> **TRAVAIL DEMANDÉ**:
**A)** Selon le texte sur la dette publique, quelle part de cette dette est détenue par des non-résidents ?
**B)** Recopiez le texte sur la dette publique depuis « Sans doute que » jusqu'à « trouver à redire. ».

> **TEXTE EXTRAIT**:
----------------

Sans doute que le fédéralisme nécessiterait l'adhésion des citoyens. Mais la décrépitude de l'État (intrusions informatiques, incompétence, manque de moyens dans tous les domaines, fuite en avant, ...) constitue une évidente faiblesse que nos créanciers ont certainement repérée.
Une telle dette publique dont tous les partis ont la responsabilité depuis quarante ou cinquante ans est détenue à 60 % par des non-résidents. Elle fait perdre toute indépendance face aux taux d'intérêts qu'il faut financer. Nous en sommes là et ceci devrait inspirer l'humilité à ceux qui ont gouverné.
L'évidence est qu'une grande part de la dette a sa cause dans la centralisation jacobine. Ceci se sait. Et nos créanciers qui opèrent dans des fédérations pourraient sous peu y trouver à redire.
Un différentiel de dette si énorme entre celui de l'État français et ceux des membres de l'UE y rend impossible toute évolution institutionnelle et même toute politique. Les rares discours français pro-UE deviennent un « bla-bla » que plus personne n'écoute tant cette dette est, de facto, un puissant moyen anti-UE.

----------------

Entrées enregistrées
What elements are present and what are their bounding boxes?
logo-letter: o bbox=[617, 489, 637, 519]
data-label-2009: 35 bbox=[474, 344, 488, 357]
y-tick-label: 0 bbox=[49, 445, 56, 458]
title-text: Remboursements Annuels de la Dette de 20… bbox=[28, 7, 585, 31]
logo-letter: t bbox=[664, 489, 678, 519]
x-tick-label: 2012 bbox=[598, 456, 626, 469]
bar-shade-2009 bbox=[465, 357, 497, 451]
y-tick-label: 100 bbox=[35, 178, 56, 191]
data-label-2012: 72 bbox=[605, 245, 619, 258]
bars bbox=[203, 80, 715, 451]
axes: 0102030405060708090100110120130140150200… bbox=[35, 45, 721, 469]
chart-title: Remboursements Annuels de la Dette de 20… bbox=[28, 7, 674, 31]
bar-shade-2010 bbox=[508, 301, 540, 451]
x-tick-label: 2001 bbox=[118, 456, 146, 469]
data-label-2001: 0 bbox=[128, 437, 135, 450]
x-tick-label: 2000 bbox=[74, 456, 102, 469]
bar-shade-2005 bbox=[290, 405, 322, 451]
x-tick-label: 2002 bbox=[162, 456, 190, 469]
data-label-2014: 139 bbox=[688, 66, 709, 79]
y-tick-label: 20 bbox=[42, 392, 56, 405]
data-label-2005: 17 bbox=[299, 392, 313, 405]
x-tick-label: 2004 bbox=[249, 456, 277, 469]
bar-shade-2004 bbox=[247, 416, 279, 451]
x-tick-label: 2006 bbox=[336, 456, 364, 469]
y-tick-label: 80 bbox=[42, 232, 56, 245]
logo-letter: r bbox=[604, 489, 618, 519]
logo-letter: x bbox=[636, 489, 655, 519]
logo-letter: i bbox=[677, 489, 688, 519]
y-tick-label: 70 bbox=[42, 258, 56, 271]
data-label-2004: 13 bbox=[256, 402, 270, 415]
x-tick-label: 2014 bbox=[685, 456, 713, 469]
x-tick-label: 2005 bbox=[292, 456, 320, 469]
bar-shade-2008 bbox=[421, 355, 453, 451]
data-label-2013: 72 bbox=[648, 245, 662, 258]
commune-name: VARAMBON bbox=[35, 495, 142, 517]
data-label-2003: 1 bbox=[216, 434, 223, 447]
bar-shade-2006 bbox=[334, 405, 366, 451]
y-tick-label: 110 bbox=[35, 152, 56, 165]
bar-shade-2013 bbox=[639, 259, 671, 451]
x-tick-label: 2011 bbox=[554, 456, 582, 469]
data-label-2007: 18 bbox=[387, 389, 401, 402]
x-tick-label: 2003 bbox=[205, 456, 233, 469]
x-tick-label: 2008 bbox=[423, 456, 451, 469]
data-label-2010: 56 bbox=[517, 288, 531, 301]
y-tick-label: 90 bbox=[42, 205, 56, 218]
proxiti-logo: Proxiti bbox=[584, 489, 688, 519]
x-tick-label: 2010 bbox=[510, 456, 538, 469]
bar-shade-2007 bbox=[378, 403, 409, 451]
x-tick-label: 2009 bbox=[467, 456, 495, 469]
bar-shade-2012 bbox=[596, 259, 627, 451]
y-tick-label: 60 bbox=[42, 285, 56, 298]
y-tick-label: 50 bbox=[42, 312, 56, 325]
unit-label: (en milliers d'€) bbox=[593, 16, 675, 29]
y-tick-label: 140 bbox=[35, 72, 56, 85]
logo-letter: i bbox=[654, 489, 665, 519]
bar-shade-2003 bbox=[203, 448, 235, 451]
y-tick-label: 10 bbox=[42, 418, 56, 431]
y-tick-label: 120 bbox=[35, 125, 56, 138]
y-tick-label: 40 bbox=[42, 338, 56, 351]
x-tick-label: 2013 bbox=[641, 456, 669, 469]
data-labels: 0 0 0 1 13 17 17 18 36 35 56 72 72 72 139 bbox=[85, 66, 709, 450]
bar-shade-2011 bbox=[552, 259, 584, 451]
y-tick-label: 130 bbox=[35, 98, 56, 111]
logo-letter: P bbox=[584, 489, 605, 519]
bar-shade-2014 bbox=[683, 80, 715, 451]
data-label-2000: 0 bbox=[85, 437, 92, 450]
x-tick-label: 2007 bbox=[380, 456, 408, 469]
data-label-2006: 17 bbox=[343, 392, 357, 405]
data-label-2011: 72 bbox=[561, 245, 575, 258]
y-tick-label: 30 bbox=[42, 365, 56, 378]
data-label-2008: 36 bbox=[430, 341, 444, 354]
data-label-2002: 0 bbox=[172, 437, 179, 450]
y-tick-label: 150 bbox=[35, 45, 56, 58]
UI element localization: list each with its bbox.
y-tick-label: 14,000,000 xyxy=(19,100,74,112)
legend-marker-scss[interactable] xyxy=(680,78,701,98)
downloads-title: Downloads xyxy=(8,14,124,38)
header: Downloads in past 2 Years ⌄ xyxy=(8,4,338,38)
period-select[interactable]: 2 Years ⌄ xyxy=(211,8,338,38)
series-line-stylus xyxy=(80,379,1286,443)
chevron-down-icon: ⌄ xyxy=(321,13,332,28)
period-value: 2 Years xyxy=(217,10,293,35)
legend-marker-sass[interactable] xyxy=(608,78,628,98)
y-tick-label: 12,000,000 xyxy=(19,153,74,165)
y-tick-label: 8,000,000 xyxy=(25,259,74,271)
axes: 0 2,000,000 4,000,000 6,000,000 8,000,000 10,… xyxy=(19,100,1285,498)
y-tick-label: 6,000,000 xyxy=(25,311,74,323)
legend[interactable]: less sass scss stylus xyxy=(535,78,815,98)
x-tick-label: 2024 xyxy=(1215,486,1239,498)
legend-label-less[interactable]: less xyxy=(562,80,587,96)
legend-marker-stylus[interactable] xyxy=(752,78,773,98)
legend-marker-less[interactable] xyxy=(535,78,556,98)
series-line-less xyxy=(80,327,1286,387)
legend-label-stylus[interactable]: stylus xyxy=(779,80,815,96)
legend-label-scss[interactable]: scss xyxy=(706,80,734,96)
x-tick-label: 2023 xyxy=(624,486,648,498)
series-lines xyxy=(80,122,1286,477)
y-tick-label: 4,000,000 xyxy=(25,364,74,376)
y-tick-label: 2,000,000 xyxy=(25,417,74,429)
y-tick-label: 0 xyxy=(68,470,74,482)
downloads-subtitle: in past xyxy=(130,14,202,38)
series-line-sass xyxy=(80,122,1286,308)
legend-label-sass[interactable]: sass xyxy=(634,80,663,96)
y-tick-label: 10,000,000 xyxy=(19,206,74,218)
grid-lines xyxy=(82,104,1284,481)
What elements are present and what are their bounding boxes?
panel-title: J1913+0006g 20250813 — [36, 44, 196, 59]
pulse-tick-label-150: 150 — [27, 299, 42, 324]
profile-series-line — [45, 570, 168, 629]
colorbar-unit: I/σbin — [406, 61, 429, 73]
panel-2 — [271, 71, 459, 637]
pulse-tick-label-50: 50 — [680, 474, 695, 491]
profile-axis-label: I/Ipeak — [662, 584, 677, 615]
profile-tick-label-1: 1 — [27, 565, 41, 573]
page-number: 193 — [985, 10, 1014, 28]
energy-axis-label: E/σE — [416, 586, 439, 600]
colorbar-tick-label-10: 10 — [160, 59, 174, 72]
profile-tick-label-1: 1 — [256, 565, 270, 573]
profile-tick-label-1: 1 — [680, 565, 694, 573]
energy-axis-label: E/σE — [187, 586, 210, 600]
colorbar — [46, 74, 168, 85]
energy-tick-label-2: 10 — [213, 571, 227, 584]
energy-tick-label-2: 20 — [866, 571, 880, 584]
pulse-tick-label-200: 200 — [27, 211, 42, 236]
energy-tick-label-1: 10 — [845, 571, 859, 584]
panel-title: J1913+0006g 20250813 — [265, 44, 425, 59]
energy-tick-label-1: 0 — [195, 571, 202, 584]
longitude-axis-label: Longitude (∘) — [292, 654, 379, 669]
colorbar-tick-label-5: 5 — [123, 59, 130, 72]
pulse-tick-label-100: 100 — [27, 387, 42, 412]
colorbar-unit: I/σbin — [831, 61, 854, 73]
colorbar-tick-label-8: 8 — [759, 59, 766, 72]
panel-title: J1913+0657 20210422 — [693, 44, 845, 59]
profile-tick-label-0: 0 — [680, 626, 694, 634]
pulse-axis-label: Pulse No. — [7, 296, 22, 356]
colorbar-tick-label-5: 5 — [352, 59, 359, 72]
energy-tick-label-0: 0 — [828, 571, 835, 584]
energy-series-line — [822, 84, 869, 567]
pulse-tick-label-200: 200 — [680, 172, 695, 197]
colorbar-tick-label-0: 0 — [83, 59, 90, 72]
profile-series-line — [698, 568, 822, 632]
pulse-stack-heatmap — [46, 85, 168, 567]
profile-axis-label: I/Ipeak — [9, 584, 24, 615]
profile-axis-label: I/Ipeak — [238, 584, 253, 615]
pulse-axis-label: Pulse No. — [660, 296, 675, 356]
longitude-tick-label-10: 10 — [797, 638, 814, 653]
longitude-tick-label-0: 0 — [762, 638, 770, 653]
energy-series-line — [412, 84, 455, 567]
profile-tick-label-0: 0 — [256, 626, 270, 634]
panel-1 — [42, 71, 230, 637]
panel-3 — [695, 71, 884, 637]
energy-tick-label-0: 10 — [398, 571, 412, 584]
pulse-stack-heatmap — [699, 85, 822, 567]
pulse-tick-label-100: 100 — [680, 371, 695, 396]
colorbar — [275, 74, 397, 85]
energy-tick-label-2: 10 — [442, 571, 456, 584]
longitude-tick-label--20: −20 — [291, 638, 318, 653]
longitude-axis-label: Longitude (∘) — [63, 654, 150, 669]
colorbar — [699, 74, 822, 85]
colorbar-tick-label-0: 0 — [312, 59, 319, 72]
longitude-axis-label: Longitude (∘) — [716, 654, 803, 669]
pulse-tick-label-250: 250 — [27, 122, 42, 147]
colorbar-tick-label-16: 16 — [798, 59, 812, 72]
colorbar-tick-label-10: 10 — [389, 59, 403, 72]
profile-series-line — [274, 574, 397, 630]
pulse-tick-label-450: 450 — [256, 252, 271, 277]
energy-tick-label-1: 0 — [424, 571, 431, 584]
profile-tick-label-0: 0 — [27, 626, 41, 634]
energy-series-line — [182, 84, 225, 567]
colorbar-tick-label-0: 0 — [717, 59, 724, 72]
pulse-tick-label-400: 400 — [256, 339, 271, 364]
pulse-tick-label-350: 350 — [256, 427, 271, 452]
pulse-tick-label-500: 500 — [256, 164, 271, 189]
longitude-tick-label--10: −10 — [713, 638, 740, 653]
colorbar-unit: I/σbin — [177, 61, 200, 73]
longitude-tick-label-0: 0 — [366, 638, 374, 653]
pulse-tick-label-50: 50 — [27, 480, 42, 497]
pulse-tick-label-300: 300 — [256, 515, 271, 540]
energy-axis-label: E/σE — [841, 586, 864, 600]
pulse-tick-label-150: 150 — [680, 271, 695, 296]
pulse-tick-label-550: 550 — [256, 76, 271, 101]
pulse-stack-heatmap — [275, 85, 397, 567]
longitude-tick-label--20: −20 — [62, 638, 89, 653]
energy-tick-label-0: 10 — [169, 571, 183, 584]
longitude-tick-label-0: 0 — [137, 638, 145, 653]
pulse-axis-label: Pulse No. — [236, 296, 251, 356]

----------------

> **RÉPONSES**:
**A)** 60 %.

**B)**
Sans doute que le fédéralisme nécessiterait l'adhésion des citoyens. Mais la décrépitude de l'État (intrusions informatiques, incompétence, manque de moyens dans tous les domaines, fuite en avant, ...) constitue une évidente faiblesse que nos créanciers ont certainement repérée.
Une telle dette publique dont tous les partis ont la responsabilité depuis quarante ou cinquante ans est détenue à 60 % par des non-résidents. Elle fait perdre toute indépendance face aux taux d'intérêts qu'il faut financer. Nous en sommes là et ceci devrait inspirer l'humilité à ceux qui ont gouverné.
L'évidence est qu'une grande part de la dette a sa cause dans la centralisation jacobine. Ceci se sait. Et nos créanciers qui opèrent dans des fédérations pourraient sous peu y trouver à redire.